- _EXERCISE_: Transcribe all the records exactly and omit any images they hold.

- _EXCERPTED DATA_:
.....
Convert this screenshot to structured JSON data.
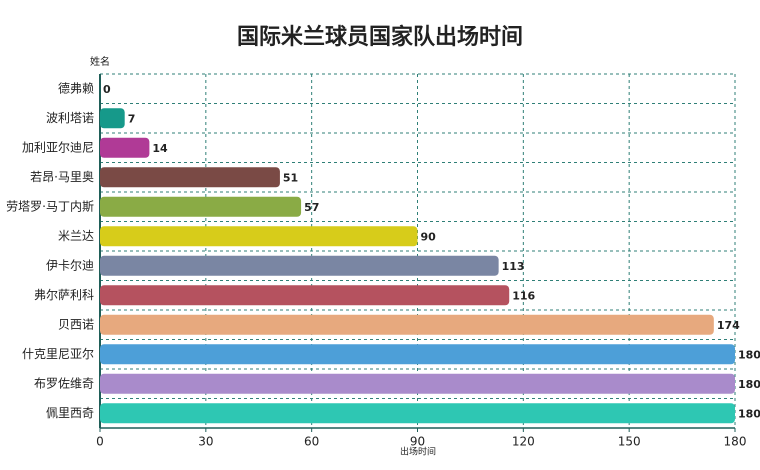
{
  "chart_data": {
    "type": "barh",
    "title": "国际米兰球员国家队出场时间",
    "y_label": "姓名",
    "x_label": "出场时间",
    "categories": [
      "德弗赖",
      "波利塔诺",
      "加利亚尔迪尼",
      "若昂·马里奥",
      "劳塔罗·马丁内斯",
      "米兰达",
      "伊卡尔迪",
      "弗尔萨利科",
      "贝西诺",
      "什克里尼亚尔",
      "布罗佐维奇",
      "佩里西奇"
    ],
    "values": [
      0,
      7,
      14,
      51,
      57,
      90,
      113,
      116,
      174,
      180,
      180,
      180
    ],
    "colors": [
      "#16998a",
      "#16998a",
      "#b03a96",
      "#7a4a45",
      "#8aab45",
      "#d7cc1a",
      "#7a86a3",
      "#b5525f",
      "#e7a97e",
      "#4d9fd8",
      "#a98bcb",
      "#2ec7b3"
    ],
    "xlim": [
      0,
      180
    ],
    "xticks": [
      0,
      30,
      60,
      90,
      120,
      150,
      180
    ],
    "grid": true
  }
}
.....
- _FULL SOLUTION_:
Convert this screenshot to structured JSON data.
{
  "chart_data": {
    "type": "barh",
    "title": "国际米兰球员国家队出场时间",
    "y_label": "姓名",
    "x_label": "出场时间",
    "categories": [
      "德弗赖",
      "波利塔诺",
      "加利亚尔迪尼",
      "若昂·马里奥",
      "劳塔罗·马丁内斯",
      "米兰达",
      "伊卡尔迪",
      "弗尔萨利科",
      "贝西诺",
      "什克里尼亚尔",
      "布罗佐维奇",
      "佩里西奇"
    ],
    "values": [
      0,
      7,
      14,
      51,
      57,
      90,
      113,
      116,
      174,
      180,
      180,
      180
    ],
    "colors": [
      "#16998a",
      "#16998a",
      "#b03a96",
      "#7a4a45",
      "#8aab45",
      "#d7cc1a",
      "#7a86a3",
      "#b5525f",
      "#e7a97e",
      "#4d9fd8",
      "#a98bcb",
      "#2ec7b3"
    ],
    "xlim": [
      0,
      180
    ],
    "xticks": [
      0,
      30,
      60,
      90,
      120,
      150,
      180
    ],
    "grid": true
  }
}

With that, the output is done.